TO BE DONE: Among the entries below, count the lines that contain the word "хімічних". Write down only the total.

== GIVEN ENTRIES

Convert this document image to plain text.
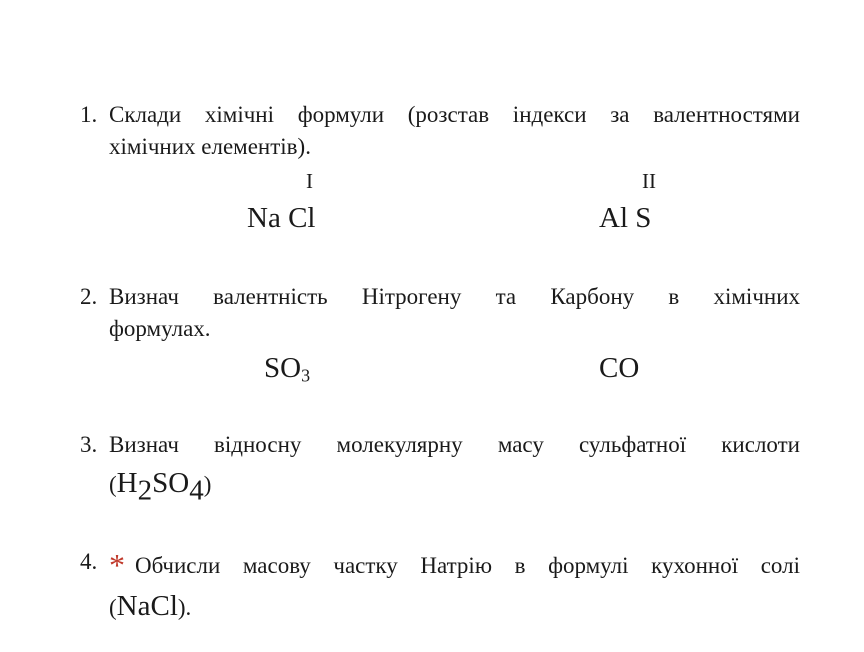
1. Склади хімічні формули (розстав індекси за валентностями
хімічних елементів).
I
Na Cl
II
Al S
2. Визнач валентність Нітрогену та Карбону в хімічних
формулах.
$SO_3$	CO
3. Визнач відносну молекулярну масу сульфатної кислоти
$(H_2SO_4)$
4. * Обчисли масову частку Натрію в формулі кухонної солі
(NaCl).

====

PROBLEM SOLUTION: 2